Source records
────────────────────────────────────────
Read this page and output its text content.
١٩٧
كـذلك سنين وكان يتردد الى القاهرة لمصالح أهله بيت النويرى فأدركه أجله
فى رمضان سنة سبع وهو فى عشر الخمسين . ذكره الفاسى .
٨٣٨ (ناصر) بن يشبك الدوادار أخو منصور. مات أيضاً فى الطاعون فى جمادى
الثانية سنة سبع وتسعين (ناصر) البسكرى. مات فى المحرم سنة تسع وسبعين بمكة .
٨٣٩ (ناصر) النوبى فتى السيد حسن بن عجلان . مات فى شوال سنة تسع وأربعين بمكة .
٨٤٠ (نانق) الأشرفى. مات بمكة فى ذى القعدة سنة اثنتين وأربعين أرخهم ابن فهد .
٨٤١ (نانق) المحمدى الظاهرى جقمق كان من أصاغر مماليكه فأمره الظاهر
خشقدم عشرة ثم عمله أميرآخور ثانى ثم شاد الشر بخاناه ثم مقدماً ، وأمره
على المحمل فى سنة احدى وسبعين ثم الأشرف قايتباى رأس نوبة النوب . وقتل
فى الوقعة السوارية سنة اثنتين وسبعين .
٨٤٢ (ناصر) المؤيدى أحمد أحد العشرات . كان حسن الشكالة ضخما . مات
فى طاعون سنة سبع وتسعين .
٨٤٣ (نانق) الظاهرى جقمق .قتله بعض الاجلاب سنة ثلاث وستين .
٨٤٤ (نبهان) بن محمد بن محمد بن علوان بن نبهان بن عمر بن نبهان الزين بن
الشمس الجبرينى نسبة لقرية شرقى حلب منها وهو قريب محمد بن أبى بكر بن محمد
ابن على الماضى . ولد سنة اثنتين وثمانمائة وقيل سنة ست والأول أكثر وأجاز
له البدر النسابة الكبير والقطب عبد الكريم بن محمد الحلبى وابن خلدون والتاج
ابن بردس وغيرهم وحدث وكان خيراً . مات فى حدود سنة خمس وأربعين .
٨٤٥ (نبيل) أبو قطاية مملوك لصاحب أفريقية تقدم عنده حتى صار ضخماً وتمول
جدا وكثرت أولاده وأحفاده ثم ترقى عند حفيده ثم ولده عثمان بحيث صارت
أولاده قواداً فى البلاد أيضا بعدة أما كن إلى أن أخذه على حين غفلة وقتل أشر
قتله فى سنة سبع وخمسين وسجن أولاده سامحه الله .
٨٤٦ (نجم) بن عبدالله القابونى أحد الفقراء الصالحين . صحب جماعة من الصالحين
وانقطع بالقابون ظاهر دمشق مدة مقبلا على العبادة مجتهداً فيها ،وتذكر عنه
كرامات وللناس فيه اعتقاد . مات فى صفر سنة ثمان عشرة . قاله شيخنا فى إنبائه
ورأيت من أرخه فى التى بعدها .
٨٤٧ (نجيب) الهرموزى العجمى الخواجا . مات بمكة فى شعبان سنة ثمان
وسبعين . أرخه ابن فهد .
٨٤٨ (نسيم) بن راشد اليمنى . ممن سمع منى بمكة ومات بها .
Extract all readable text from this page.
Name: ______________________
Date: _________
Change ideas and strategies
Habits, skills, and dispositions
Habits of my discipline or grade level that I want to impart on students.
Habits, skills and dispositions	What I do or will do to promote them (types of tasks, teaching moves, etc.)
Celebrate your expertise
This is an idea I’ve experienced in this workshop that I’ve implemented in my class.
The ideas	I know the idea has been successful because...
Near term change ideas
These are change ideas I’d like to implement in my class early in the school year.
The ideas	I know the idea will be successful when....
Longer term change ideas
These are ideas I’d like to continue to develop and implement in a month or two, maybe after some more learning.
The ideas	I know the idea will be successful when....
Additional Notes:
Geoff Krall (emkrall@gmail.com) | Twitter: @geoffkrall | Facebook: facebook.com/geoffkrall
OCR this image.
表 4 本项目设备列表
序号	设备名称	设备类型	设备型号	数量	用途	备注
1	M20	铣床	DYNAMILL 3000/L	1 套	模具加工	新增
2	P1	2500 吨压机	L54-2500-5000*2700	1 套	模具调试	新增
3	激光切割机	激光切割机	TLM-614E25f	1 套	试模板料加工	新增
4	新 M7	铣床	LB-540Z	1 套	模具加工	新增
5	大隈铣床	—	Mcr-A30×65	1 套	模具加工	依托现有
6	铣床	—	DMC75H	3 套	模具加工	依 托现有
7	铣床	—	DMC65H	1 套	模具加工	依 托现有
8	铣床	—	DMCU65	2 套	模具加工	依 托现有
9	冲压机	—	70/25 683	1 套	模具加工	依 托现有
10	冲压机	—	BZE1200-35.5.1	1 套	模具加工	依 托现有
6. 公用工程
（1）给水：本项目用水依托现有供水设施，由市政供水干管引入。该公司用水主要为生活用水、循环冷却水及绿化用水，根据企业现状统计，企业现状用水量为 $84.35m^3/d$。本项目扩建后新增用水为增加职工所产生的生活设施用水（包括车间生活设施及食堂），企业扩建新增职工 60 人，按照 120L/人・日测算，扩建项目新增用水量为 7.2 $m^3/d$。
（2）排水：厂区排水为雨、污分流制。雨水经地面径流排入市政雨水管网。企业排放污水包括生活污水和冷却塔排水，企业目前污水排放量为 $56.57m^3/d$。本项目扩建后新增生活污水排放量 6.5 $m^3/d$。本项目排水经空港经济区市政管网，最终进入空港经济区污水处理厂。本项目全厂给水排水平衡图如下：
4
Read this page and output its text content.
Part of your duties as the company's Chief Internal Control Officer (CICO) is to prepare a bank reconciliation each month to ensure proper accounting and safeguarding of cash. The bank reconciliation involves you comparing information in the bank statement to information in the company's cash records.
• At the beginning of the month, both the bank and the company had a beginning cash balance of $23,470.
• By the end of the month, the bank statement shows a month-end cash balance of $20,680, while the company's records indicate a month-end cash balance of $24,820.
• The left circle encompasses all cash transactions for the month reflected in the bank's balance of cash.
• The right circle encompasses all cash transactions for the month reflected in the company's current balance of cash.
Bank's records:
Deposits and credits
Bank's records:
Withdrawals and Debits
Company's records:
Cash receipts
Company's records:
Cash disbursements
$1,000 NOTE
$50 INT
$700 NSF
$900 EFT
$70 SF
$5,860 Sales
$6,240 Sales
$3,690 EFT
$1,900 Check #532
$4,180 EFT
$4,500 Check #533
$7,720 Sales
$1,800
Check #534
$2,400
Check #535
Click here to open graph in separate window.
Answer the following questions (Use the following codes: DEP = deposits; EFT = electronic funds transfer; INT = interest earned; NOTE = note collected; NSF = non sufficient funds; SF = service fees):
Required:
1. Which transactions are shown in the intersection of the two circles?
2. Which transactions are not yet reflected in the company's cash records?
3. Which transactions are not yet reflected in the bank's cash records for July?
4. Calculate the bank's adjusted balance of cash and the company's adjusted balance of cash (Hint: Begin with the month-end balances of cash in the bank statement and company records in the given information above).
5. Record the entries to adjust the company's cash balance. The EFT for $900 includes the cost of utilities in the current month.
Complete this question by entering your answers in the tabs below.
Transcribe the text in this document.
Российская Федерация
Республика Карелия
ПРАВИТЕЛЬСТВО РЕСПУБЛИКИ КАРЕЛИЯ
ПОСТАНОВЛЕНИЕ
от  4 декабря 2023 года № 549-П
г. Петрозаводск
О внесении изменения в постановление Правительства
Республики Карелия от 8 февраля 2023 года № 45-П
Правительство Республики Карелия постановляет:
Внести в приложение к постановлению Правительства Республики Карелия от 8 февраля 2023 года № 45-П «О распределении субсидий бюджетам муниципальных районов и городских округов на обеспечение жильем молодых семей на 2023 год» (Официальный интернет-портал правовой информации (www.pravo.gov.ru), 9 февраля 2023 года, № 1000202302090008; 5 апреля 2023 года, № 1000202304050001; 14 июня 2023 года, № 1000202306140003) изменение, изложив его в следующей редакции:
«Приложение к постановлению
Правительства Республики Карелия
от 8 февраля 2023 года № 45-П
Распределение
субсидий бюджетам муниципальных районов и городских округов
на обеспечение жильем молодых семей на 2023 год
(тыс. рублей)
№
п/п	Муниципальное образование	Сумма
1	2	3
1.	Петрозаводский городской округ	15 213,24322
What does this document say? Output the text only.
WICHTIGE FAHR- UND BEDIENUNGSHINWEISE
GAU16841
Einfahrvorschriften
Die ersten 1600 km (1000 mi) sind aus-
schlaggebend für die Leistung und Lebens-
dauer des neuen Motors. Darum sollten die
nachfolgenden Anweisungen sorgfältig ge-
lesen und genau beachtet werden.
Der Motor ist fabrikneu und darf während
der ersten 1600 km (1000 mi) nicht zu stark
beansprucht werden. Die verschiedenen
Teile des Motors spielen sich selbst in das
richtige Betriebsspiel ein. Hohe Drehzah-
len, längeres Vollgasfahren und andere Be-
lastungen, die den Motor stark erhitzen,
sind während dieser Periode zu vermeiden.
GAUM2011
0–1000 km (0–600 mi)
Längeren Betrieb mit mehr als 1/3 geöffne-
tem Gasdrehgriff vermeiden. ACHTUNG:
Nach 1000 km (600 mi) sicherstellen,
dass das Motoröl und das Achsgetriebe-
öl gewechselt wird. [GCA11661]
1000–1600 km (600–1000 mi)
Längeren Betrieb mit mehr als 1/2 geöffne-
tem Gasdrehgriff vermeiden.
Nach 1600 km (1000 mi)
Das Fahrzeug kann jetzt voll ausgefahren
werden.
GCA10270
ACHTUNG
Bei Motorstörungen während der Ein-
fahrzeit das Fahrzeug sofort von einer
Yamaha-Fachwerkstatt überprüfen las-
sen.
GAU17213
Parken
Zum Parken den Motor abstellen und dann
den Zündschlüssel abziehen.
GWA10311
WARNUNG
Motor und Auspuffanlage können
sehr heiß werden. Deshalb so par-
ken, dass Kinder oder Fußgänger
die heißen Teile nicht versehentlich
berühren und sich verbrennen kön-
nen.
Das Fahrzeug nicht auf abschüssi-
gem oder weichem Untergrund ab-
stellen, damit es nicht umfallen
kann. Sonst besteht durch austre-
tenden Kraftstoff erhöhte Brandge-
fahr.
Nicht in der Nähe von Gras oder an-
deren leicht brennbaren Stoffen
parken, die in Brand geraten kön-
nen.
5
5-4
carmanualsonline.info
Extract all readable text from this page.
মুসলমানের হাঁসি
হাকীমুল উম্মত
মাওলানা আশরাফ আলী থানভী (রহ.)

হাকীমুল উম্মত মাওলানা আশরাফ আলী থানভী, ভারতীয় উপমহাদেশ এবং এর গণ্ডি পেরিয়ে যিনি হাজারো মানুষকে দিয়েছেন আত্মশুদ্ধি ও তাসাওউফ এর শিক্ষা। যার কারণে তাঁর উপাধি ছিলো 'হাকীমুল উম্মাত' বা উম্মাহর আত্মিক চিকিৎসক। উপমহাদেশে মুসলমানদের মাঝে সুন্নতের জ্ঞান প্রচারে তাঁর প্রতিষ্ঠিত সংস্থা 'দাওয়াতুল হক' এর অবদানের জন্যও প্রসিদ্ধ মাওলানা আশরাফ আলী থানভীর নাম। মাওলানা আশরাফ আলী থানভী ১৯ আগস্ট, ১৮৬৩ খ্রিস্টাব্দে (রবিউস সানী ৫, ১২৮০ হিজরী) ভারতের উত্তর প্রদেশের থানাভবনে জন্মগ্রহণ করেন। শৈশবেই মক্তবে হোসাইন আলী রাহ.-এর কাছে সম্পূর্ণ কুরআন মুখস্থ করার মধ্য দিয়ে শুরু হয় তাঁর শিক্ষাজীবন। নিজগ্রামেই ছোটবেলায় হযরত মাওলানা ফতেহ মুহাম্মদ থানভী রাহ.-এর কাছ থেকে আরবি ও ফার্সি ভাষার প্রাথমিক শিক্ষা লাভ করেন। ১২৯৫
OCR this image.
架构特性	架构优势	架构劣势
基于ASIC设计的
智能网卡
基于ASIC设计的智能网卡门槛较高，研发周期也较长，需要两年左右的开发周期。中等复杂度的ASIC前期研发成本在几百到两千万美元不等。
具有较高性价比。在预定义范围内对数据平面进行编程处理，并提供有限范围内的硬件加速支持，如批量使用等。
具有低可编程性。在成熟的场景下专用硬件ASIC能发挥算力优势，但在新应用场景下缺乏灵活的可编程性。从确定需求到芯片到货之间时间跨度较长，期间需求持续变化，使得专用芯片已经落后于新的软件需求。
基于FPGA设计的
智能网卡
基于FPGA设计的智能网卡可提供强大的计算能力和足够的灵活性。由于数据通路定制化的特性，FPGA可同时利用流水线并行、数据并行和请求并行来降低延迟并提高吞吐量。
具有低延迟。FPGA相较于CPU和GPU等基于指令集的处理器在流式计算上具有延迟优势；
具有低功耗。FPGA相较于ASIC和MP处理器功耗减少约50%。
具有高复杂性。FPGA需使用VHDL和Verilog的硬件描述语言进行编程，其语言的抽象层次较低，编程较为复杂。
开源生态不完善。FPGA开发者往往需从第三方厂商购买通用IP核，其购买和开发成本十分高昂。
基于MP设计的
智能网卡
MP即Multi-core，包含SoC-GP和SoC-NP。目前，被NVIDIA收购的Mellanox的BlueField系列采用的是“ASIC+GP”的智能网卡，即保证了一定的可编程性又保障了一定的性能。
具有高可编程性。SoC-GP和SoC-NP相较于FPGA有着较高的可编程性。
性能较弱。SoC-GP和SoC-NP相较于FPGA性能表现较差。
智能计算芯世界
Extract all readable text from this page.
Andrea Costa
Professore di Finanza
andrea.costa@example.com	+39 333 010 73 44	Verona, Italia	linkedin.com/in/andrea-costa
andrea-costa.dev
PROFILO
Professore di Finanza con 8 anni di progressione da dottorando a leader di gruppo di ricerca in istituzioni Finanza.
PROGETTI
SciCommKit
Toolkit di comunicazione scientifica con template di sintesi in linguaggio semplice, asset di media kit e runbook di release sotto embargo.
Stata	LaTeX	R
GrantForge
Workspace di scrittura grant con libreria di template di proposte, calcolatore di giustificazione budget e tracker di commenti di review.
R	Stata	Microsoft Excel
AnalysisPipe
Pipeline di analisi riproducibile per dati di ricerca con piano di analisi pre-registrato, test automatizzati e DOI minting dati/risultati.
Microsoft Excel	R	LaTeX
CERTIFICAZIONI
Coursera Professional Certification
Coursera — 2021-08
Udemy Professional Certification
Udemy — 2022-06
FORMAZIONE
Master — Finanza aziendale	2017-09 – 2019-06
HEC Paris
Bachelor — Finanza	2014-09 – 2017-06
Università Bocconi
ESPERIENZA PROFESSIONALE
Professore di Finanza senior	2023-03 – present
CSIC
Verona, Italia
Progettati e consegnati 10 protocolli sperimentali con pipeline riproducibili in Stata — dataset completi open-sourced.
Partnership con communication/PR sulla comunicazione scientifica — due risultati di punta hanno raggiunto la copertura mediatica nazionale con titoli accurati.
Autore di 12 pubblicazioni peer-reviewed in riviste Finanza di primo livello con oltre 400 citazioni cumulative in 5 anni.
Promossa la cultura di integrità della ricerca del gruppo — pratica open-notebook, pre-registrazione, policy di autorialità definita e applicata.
────────────────────────────────────────
◆ Task brief
Using the records above, gather all lines where the string "ACHTUNG" is present.

◆ Written reply
tem Gasdrehgriff vermeiden. ACHTUNG:
ACHTUNG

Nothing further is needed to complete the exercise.